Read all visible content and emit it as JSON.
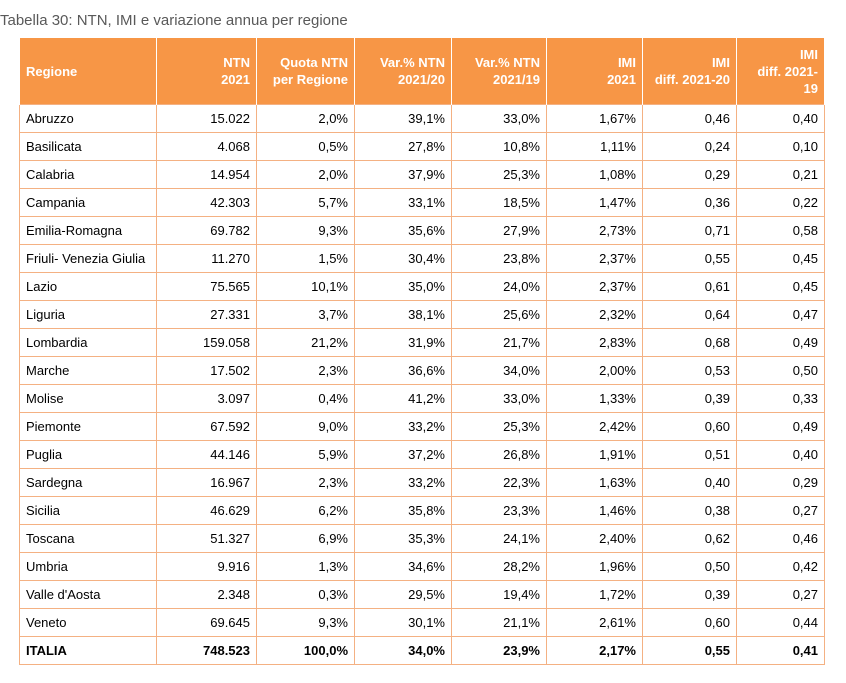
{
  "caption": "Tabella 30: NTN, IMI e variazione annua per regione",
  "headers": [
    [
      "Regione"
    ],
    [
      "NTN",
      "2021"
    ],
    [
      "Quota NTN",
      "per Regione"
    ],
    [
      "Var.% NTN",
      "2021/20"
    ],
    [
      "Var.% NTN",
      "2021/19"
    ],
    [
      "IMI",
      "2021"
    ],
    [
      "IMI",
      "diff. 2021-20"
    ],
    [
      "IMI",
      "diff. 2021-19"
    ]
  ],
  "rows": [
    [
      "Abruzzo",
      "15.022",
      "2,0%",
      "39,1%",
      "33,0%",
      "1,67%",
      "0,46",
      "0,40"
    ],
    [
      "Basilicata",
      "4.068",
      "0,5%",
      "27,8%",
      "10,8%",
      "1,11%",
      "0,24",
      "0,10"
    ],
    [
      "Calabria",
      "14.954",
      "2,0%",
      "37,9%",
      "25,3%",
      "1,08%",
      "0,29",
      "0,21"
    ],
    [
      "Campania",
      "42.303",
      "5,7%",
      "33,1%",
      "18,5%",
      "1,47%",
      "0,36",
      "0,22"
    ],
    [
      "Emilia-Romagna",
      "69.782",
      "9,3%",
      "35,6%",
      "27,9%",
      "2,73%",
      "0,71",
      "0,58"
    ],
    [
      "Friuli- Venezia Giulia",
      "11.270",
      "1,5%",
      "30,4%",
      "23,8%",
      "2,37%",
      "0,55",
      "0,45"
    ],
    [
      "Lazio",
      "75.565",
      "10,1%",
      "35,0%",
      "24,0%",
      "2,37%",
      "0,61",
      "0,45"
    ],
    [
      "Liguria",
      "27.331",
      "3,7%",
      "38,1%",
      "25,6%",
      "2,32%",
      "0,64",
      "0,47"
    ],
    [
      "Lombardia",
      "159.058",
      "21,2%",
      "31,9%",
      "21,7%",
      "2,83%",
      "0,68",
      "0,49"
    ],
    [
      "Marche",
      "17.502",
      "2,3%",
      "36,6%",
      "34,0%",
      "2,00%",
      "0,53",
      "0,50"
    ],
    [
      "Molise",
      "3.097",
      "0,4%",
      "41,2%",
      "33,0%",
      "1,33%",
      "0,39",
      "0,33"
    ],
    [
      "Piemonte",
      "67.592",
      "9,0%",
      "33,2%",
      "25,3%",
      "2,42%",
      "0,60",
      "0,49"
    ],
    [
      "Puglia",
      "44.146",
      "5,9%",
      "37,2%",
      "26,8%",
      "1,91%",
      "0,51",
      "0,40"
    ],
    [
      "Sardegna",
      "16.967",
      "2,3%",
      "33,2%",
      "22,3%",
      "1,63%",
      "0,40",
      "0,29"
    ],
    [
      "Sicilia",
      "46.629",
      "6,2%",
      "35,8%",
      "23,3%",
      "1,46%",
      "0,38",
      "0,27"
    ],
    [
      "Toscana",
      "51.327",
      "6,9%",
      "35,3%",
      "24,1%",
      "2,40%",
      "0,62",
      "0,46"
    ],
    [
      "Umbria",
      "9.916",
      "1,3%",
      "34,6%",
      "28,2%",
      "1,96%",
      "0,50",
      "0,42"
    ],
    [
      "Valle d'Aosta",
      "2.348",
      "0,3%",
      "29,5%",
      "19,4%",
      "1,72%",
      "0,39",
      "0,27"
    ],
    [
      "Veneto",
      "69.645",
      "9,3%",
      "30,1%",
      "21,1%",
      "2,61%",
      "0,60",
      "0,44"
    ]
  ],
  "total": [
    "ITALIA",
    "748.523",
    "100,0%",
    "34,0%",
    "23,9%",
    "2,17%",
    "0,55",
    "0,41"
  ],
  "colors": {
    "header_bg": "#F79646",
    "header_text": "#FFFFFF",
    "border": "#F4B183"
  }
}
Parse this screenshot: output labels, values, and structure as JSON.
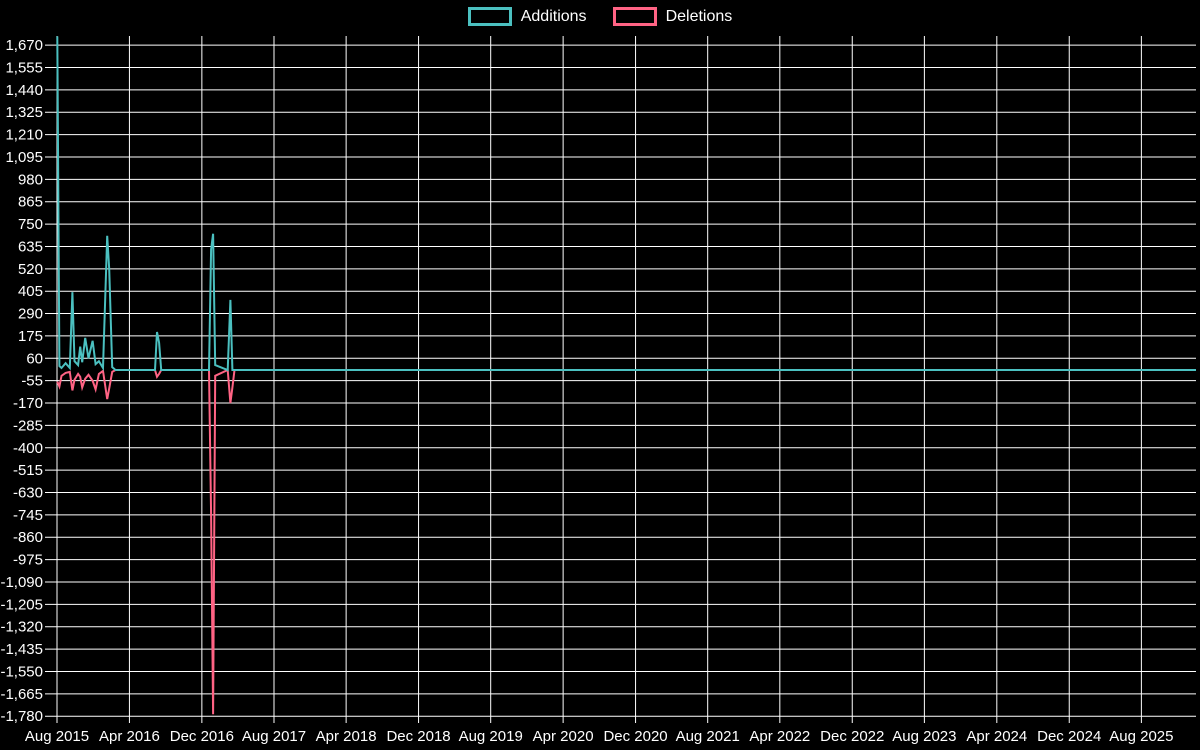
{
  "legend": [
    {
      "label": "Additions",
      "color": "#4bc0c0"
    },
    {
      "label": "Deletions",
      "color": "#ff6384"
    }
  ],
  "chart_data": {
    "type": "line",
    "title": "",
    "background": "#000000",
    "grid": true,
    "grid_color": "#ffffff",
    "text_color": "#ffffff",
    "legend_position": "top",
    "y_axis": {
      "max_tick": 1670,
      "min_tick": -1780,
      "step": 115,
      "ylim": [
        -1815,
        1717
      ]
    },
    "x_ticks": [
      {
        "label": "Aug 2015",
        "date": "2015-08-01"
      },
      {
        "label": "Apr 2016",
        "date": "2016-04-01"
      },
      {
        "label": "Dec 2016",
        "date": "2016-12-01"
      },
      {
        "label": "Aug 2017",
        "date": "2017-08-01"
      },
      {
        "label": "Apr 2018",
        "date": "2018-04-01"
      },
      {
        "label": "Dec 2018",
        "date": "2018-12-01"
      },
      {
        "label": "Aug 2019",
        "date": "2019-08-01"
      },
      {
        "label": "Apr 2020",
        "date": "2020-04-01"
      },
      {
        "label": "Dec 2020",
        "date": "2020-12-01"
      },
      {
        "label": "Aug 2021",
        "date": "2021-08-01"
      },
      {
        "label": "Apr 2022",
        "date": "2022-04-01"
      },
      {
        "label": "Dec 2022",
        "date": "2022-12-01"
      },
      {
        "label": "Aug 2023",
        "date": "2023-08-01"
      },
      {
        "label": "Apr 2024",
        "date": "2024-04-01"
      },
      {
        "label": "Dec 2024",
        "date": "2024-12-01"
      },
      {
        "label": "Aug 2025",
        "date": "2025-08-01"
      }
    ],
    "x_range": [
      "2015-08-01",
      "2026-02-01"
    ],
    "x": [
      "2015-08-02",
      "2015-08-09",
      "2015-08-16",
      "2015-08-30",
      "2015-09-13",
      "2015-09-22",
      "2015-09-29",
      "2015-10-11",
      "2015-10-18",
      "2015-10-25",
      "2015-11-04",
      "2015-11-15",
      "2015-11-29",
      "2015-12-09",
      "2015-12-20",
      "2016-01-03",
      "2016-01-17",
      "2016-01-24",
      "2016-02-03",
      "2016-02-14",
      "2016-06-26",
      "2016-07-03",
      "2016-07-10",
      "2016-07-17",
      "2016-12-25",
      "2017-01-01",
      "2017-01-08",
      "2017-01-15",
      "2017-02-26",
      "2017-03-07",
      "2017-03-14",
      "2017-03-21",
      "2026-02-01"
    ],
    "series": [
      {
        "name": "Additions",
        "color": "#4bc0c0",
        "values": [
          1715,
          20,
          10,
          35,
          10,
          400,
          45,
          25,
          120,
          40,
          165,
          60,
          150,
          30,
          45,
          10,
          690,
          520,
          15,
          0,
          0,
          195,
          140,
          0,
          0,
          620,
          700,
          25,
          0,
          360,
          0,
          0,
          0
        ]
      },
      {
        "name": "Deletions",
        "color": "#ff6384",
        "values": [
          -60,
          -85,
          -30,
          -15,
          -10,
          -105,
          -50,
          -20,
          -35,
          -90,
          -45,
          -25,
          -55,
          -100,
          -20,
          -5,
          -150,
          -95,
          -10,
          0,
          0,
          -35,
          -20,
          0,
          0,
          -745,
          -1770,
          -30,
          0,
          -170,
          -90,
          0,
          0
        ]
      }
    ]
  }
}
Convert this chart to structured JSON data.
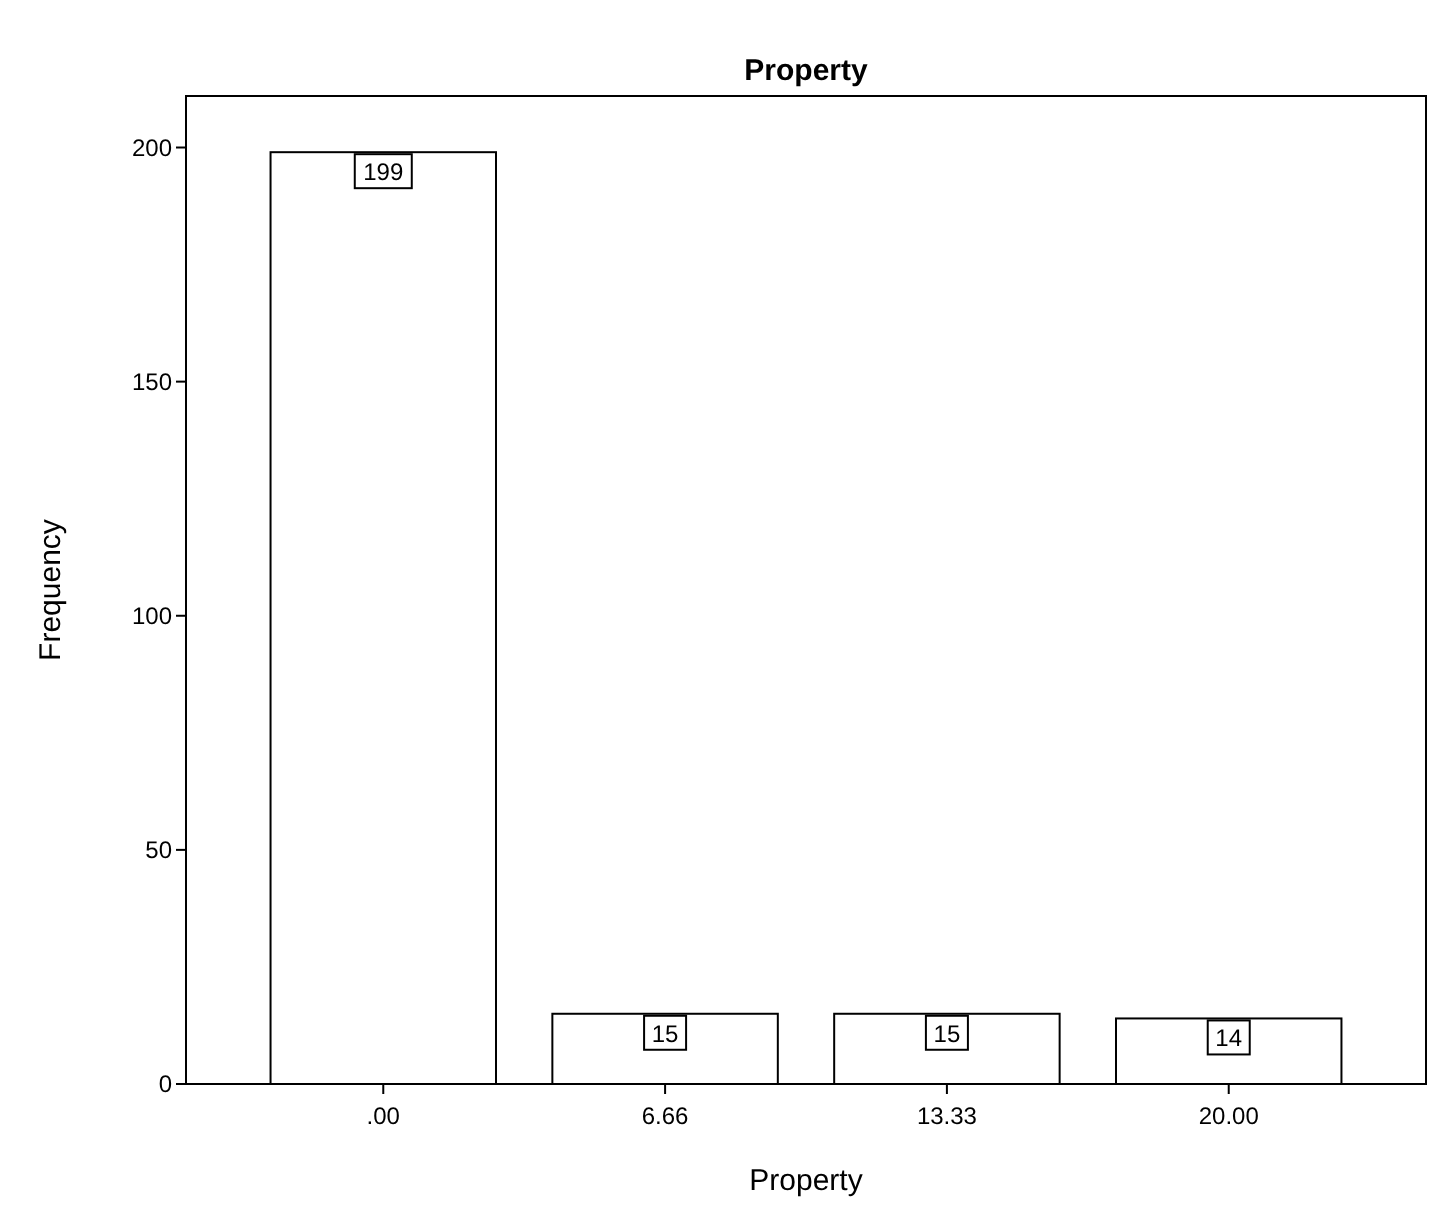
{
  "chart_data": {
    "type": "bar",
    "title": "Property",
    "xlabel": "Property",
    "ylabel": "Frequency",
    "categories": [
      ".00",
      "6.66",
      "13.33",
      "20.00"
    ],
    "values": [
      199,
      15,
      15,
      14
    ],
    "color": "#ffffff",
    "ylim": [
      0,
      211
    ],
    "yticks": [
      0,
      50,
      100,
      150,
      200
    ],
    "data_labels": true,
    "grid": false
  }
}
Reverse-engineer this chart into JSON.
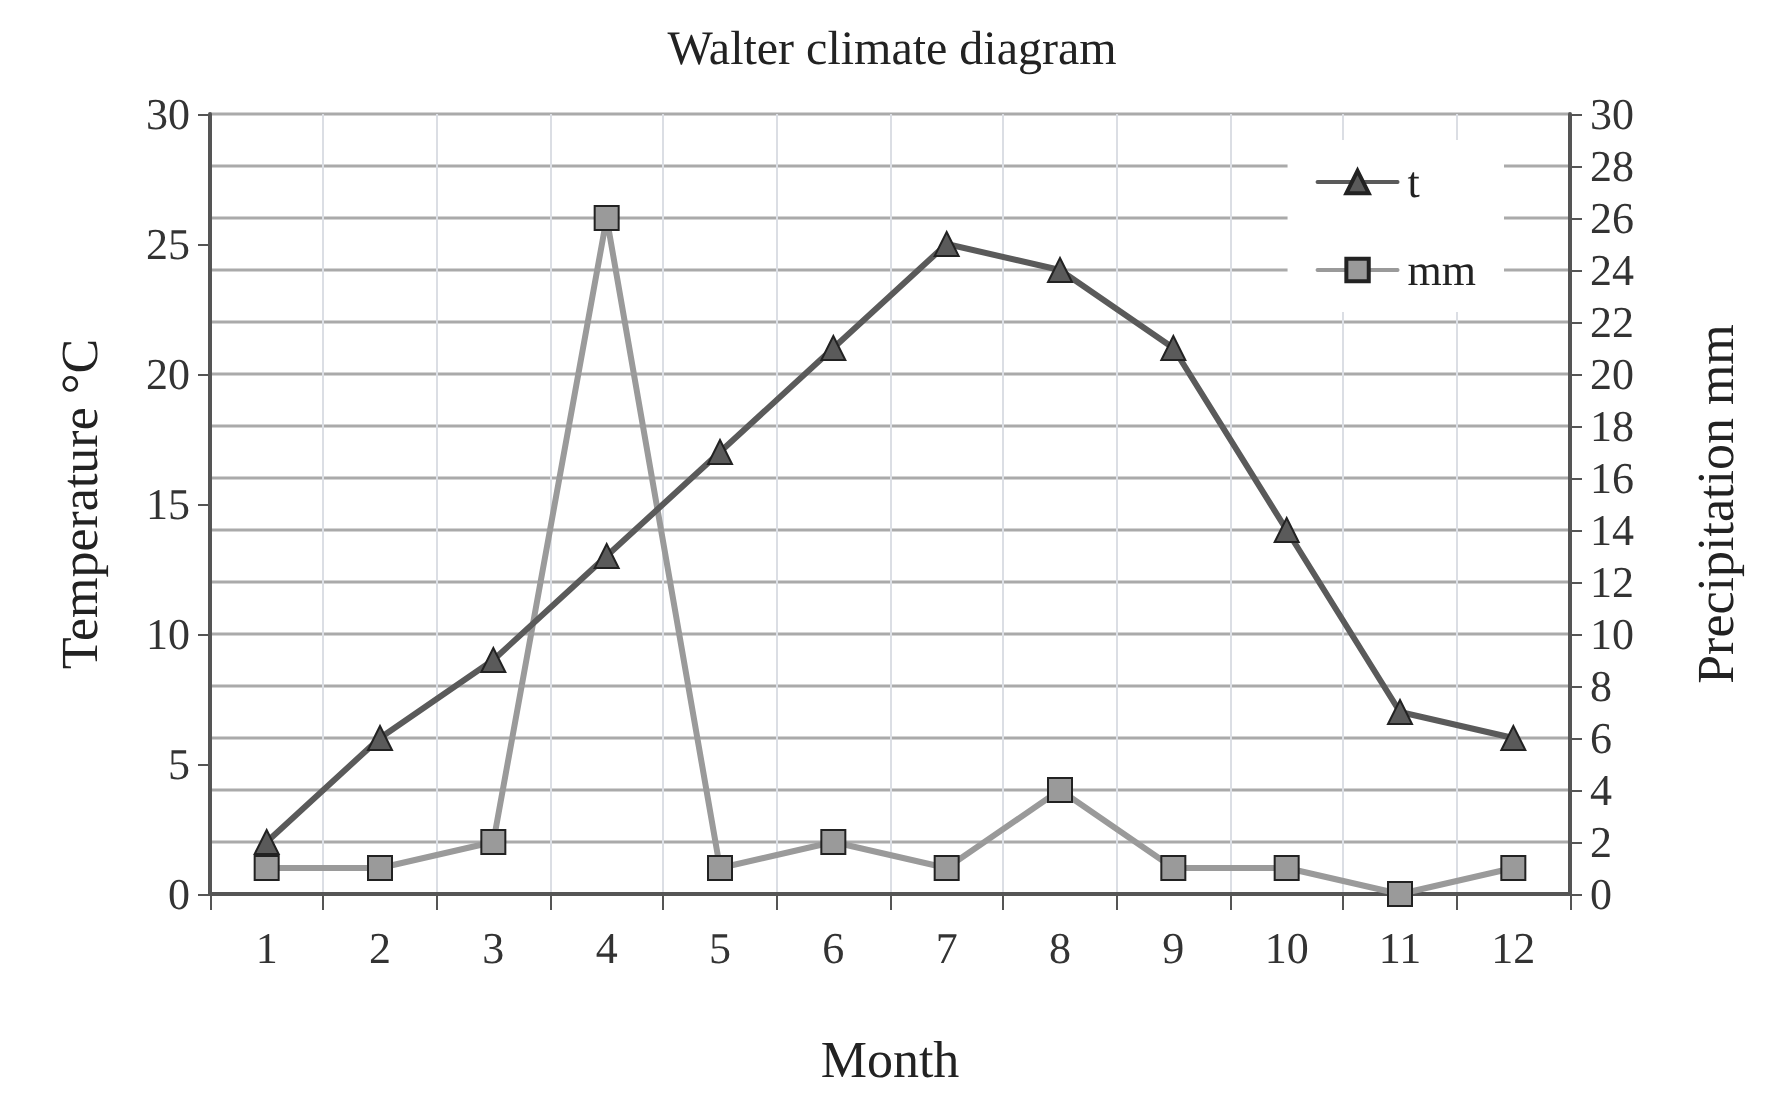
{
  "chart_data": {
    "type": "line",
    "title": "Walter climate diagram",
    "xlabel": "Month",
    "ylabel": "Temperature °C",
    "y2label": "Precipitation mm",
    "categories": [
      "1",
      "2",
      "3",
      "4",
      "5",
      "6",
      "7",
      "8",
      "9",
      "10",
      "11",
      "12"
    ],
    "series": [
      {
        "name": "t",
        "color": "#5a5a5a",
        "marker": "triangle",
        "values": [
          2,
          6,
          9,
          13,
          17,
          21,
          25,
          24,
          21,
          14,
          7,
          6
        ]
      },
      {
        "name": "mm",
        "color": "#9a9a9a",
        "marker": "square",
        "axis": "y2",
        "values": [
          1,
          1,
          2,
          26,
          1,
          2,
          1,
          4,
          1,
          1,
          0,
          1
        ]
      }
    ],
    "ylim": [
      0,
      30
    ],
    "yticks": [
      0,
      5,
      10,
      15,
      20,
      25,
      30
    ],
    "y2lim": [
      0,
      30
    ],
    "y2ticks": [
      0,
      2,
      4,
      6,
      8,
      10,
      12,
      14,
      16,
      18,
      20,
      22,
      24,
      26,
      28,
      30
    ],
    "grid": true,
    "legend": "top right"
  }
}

......

The lines from the one holding "Reverse-engineer this chart into JSON." through the end of the material above are to be echoed exactly, both ends included. Do not include pictures.

Reverse-engineer this chart into JSON.
{
  "chart_data": {
    "type": "line",
    "title": "Walter climate diagram",
    "xlabel": "Month",
    "ylabel": "Temperature °C",
    "y2label": "Precipitation mm",
    "categories": [
      "1",
      "2",
      "3",
      "4",
      "5",
      "6",
      "7",
      "8",
      "9",
      "10",
      "11",
      "12"
    ],
    "series": [
      {
        "name": "t",
        "color": "#5a5a5a",
        "marker": "triangle",
        "values": [
          2,
          6,
          9,
          13,
          17,
          21,
          25,
          24,
          21,
          14,
          7,
          6
        ]
      },
      {
        "name": "mm",
        "color": "#9a9a9a",
        "marker": "square",
        "axis": "y2",
        "values": [
          1,
          1,
          2,
          26,
          1,
          2,
          1,
          4,
          1,
          1,
          0,
          1
        ]
      }
    ],
    "ylim": [
      0,
      30
    ],
    "yticks": [
      0,
      5,
      10,
      15,
      20,
      25,
      30
    ],
    "y2lim": [
      0,
      30
    ],
    "y2ticks": [
      0,
      2,
      4,
      6,
      8,
      10,
      12,
      14,
      16,
      18,
      20,
      22,
      24,
      26,
      28,
      30
    ],
    "grid": true,
    "legend": "top right"
  }
}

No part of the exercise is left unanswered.